--- Supplied information ---
◇ ◇ ◇ ◇ ◇ ◇ ◇
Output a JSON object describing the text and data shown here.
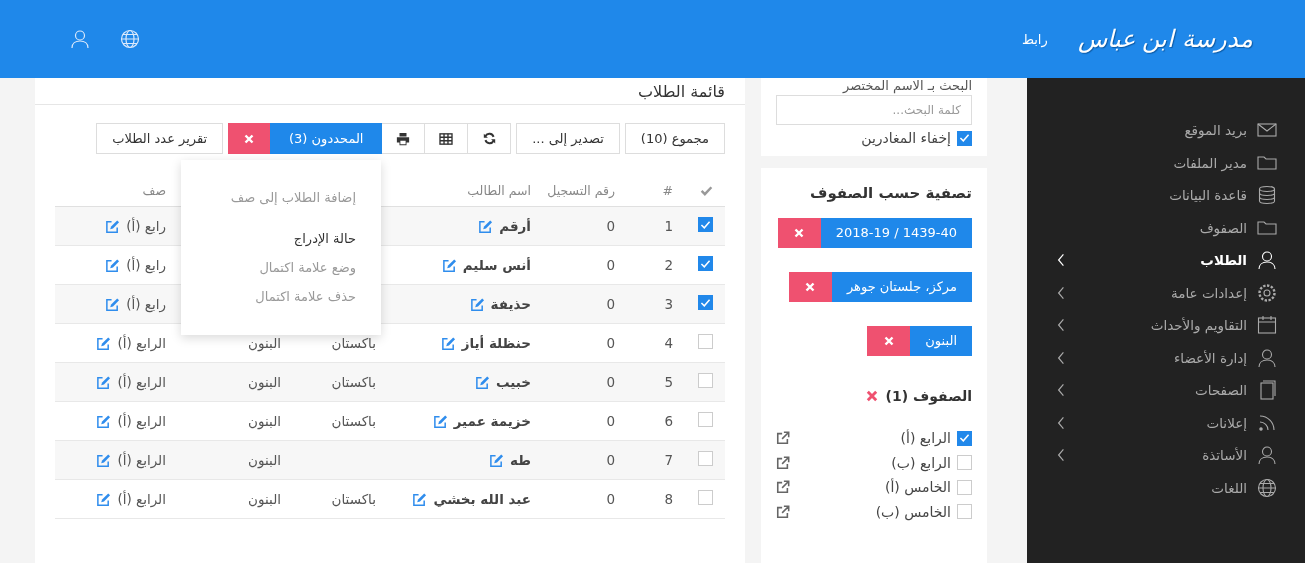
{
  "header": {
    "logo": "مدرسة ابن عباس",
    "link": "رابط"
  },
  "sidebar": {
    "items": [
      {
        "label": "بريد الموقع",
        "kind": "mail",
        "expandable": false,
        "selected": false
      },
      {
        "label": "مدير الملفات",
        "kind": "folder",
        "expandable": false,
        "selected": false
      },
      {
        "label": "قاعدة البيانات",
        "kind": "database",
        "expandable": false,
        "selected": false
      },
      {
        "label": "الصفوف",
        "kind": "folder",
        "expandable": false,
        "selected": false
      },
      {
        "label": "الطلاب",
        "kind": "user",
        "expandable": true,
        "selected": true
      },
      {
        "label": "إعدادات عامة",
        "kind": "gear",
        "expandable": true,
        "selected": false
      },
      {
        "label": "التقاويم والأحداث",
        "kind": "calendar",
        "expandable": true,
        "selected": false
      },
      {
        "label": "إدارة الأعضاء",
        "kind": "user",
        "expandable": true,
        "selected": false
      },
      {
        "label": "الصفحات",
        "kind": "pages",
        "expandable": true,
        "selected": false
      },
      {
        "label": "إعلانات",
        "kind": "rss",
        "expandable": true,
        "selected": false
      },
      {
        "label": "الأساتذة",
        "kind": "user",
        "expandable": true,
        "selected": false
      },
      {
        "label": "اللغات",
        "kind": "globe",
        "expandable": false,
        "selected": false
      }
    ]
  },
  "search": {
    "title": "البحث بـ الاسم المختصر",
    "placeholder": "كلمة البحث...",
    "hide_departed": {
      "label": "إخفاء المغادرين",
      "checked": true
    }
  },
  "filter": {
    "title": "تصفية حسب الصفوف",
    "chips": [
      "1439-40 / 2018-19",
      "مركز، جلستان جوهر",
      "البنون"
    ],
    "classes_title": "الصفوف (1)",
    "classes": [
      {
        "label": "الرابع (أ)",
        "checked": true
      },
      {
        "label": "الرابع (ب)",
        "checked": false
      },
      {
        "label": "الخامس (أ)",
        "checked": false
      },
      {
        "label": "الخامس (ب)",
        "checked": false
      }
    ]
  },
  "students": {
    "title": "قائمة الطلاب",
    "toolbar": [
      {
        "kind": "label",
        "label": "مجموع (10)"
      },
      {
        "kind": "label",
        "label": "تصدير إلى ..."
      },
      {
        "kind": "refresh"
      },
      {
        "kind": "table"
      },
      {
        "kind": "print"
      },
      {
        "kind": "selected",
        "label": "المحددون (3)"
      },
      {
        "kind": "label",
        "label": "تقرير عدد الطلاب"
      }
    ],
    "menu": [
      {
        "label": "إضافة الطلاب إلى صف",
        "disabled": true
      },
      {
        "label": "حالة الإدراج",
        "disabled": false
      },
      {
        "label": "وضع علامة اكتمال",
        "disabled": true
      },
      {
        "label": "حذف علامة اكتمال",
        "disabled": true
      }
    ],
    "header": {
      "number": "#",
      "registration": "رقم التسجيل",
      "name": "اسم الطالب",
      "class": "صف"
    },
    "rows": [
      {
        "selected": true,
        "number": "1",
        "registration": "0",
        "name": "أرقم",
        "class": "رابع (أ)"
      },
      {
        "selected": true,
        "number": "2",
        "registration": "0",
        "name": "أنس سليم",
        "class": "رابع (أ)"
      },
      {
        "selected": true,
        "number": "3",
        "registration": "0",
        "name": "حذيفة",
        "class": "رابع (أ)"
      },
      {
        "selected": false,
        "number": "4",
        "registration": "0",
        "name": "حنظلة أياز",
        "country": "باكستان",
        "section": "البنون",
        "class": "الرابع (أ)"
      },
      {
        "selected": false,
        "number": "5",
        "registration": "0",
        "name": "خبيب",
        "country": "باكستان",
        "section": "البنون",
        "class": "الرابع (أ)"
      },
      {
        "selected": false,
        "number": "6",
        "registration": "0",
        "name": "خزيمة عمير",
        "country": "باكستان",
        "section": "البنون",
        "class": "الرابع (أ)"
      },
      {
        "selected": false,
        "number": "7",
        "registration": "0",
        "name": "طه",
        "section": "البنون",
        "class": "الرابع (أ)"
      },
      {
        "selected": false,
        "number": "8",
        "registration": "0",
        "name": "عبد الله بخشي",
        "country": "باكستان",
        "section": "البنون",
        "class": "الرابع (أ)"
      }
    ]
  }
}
◇ ◇ ◇ ◇ ◇ ◇ ◇
--- Problem to work on ---
Go through the material and select each line with the string "اكتمال" in it.

--- Result of this task ---
        "label": "وضع علامة اكتمال",
        "label": "حذف علامة اكتمال",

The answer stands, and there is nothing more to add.